» Objective
Provide only the number of lines in the records below that include "Density".

______

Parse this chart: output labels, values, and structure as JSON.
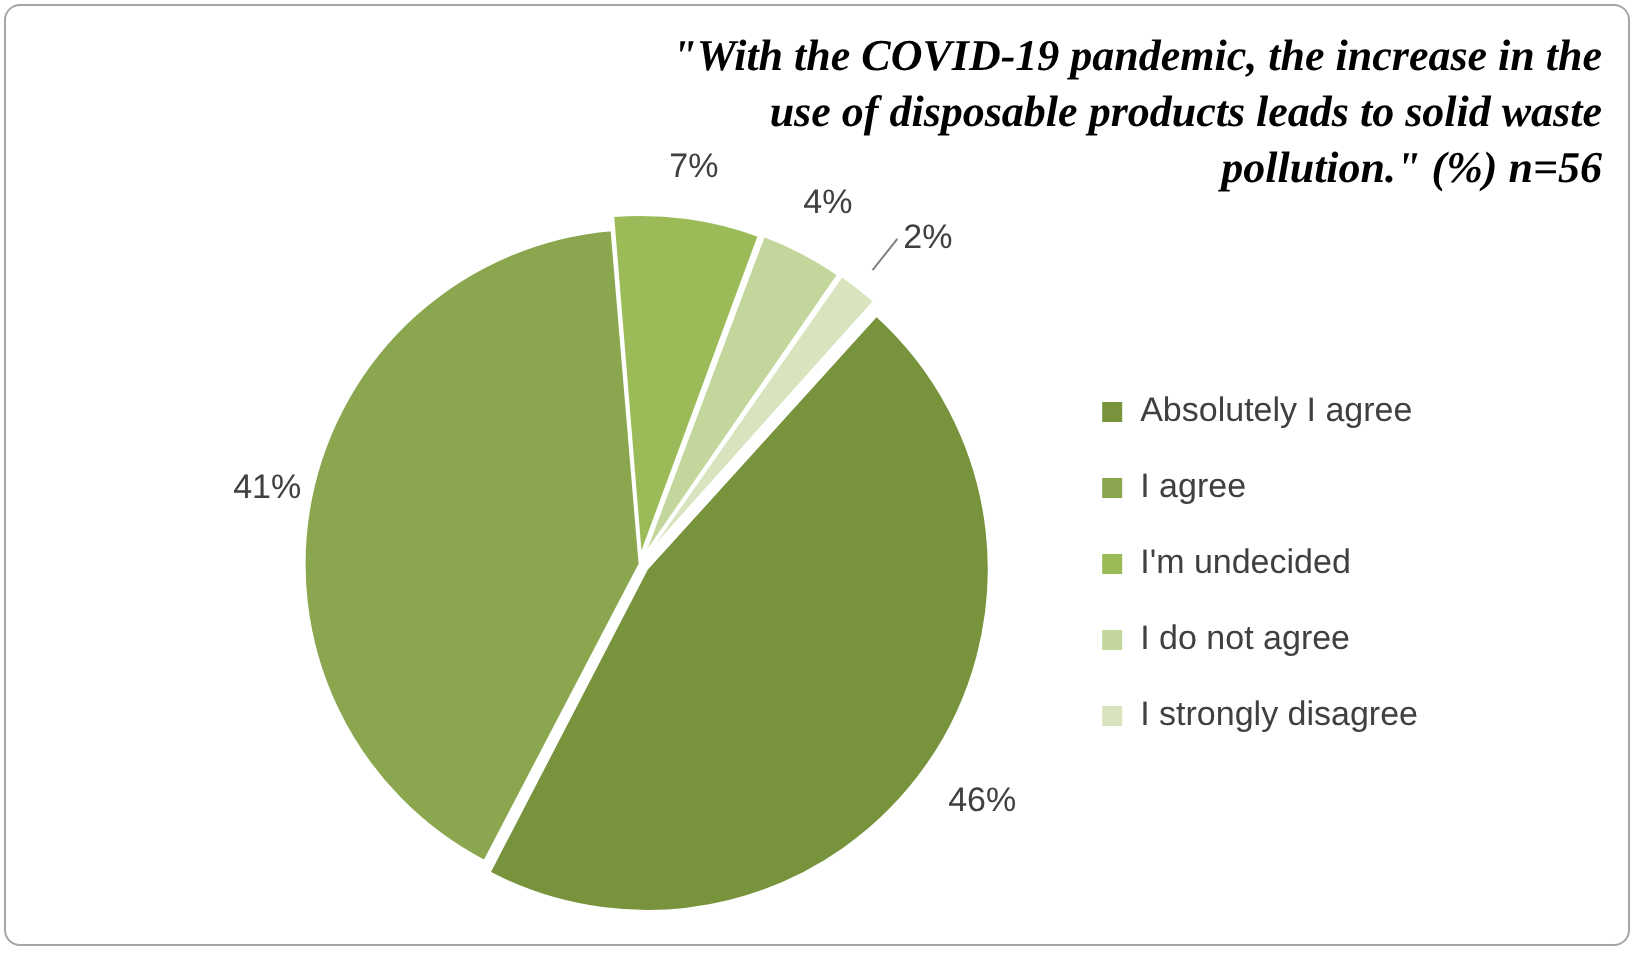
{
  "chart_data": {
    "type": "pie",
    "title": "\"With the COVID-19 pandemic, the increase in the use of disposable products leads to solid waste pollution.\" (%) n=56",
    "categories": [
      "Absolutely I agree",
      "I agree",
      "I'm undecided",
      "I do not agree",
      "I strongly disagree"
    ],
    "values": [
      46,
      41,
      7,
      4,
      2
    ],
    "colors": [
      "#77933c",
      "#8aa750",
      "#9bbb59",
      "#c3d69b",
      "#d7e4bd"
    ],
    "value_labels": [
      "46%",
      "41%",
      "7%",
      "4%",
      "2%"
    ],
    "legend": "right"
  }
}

______

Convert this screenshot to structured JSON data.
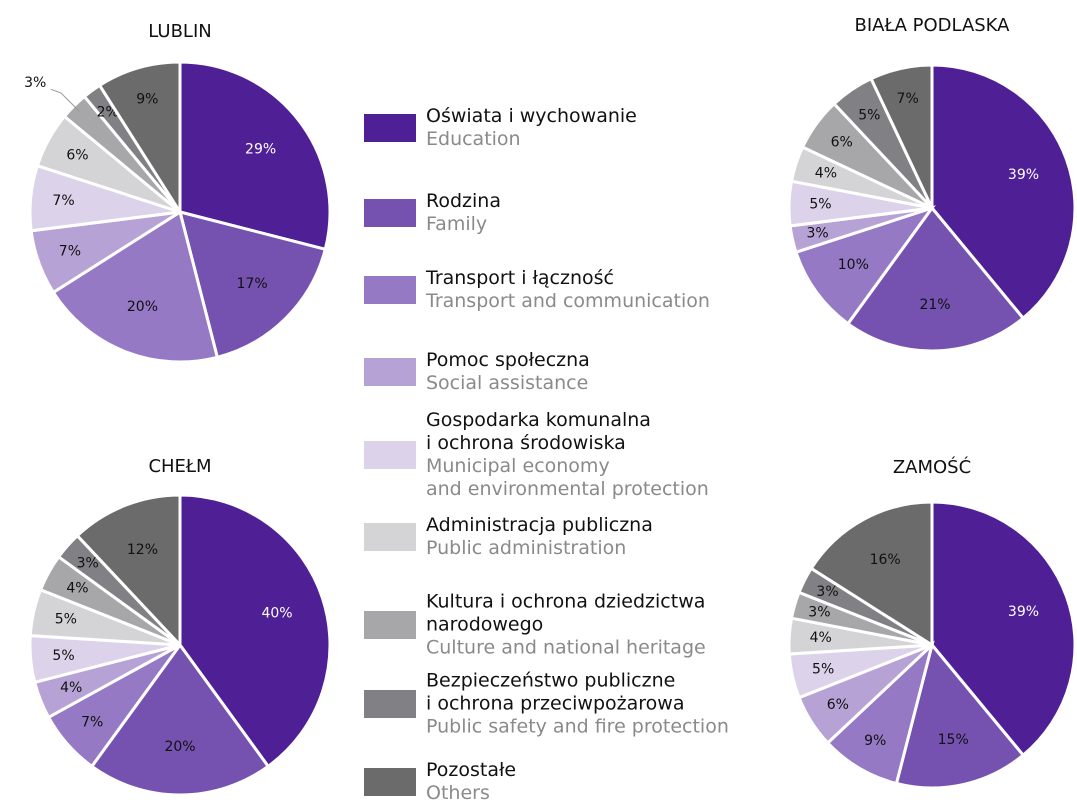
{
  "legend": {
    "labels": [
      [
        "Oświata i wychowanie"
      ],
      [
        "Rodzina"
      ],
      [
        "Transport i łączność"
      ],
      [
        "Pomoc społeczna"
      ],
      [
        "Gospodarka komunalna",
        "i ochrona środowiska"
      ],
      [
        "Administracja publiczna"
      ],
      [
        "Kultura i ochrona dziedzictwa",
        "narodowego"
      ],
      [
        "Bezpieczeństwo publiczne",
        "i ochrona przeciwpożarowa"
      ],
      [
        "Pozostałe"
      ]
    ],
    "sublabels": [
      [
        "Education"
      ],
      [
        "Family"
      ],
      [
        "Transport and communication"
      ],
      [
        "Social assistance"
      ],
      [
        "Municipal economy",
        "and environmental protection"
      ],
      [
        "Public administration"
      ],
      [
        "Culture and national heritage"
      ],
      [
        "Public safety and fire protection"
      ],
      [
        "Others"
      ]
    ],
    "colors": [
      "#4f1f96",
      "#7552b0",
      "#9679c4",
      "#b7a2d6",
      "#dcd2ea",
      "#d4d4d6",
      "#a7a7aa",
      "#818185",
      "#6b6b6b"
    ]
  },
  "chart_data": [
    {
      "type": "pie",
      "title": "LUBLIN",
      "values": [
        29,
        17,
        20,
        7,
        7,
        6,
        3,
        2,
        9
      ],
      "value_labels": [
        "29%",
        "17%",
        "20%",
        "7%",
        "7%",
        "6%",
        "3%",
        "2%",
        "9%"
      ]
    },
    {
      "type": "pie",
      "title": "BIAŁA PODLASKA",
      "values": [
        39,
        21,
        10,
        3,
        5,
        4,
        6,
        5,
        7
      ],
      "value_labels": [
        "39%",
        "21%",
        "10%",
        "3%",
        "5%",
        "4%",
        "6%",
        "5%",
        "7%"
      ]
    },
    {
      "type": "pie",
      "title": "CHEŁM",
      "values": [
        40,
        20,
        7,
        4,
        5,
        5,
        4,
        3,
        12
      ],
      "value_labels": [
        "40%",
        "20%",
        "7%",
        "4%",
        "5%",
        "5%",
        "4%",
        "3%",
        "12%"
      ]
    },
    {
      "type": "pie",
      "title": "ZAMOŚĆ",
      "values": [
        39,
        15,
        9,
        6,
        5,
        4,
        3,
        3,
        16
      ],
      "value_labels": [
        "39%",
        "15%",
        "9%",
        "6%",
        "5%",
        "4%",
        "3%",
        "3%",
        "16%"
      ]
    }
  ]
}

______

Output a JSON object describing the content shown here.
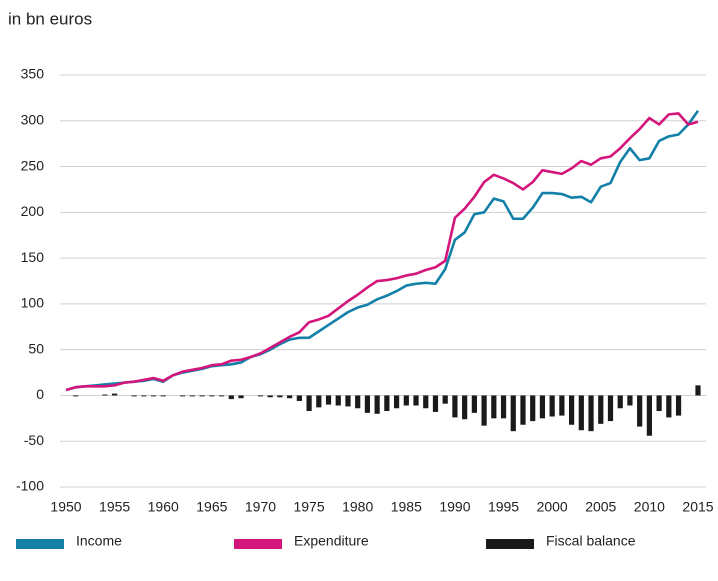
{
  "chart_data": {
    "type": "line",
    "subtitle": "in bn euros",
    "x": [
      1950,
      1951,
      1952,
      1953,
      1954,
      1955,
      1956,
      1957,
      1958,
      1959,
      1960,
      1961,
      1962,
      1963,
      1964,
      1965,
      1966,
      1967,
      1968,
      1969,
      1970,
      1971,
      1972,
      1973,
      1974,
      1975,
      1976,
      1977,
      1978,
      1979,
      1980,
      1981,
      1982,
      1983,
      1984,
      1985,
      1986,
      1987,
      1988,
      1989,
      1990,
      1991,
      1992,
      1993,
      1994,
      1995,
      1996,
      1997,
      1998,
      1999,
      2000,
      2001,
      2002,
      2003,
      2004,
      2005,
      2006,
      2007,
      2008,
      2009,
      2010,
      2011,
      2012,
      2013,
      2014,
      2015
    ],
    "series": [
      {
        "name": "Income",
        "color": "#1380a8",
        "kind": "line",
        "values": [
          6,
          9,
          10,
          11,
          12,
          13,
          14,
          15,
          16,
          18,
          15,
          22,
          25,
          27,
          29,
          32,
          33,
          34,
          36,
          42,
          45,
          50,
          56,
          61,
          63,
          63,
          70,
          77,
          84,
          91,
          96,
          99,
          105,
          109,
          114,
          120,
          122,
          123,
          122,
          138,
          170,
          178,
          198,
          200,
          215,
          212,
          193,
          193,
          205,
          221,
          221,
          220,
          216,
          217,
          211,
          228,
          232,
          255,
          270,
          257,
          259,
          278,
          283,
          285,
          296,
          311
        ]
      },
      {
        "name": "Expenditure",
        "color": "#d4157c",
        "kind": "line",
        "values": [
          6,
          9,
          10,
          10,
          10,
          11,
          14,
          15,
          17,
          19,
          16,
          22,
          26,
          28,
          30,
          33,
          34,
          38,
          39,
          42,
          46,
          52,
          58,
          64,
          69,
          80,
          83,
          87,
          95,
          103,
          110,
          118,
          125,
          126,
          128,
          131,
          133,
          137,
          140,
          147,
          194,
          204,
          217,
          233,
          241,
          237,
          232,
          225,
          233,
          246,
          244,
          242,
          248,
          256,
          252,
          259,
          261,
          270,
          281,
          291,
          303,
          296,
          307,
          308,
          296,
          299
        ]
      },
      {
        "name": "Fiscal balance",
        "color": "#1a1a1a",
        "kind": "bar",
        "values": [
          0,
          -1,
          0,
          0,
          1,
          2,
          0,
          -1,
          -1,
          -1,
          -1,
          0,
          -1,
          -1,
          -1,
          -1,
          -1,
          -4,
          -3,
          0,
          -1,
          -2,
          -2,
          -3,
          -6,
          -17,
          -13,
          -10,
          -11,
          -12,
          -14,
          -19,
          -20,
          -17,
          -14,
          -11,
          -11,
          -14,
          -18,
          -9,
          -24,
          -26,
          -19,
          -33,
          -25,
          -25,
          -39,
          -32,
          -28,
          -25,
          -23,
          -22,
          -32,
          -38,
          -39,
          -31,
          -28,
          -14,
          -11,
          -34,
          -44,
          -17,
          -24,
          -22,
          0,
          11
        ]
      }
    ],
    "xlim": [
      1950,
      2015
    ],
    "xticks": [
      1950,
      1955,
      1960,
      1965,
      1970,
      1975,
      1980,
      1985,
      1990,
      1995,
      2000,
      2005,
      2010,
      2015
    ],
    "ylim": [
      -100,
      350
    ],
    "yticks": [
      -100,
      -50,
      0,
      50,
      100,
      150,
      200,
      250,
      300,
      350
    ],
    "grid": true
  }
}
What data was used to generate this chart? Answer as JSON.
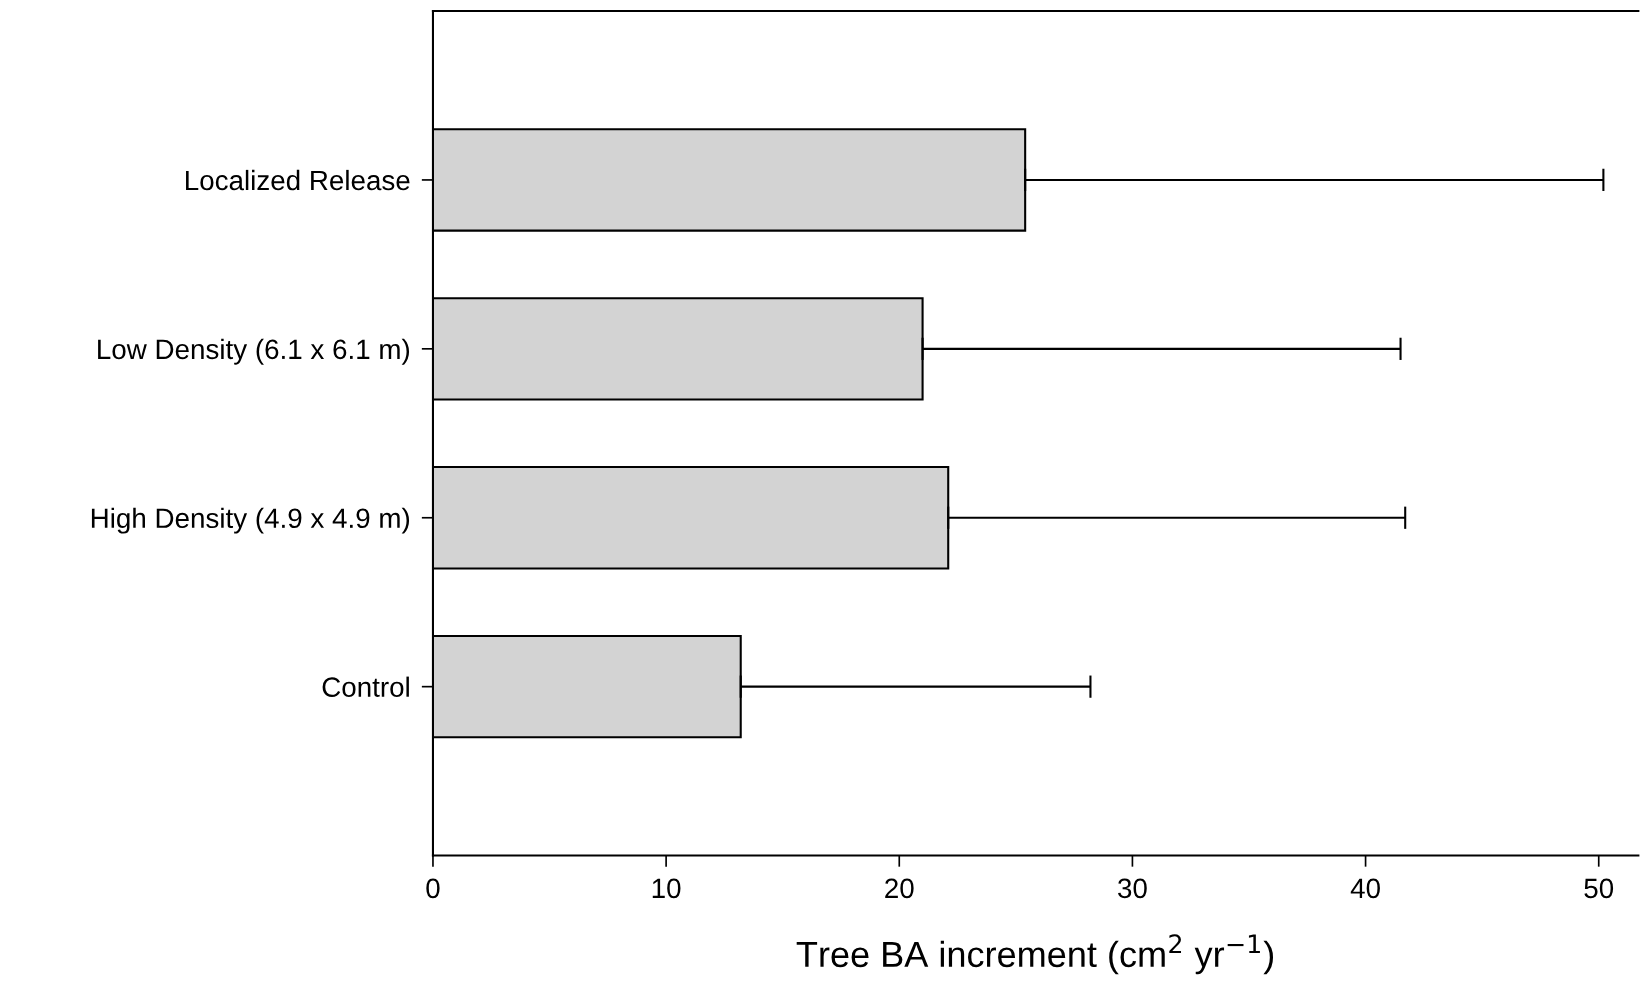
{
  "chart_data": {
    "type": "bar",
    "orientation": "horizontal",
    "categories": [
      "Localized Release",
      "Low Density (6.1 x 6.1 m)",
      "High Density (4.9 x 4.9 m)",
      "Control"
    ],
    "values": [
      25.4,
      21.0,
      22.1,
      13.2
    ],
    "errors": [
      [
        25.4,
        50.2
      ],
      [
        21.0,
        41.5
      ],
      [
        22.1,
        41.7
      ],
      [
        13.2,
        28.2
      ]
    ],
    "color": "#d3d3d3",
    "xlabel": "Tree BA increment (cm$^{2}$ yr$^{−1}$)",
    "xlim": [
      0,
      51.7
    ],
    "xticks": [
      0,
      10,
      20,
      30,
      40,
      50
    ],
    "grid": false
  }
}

______

» Result
2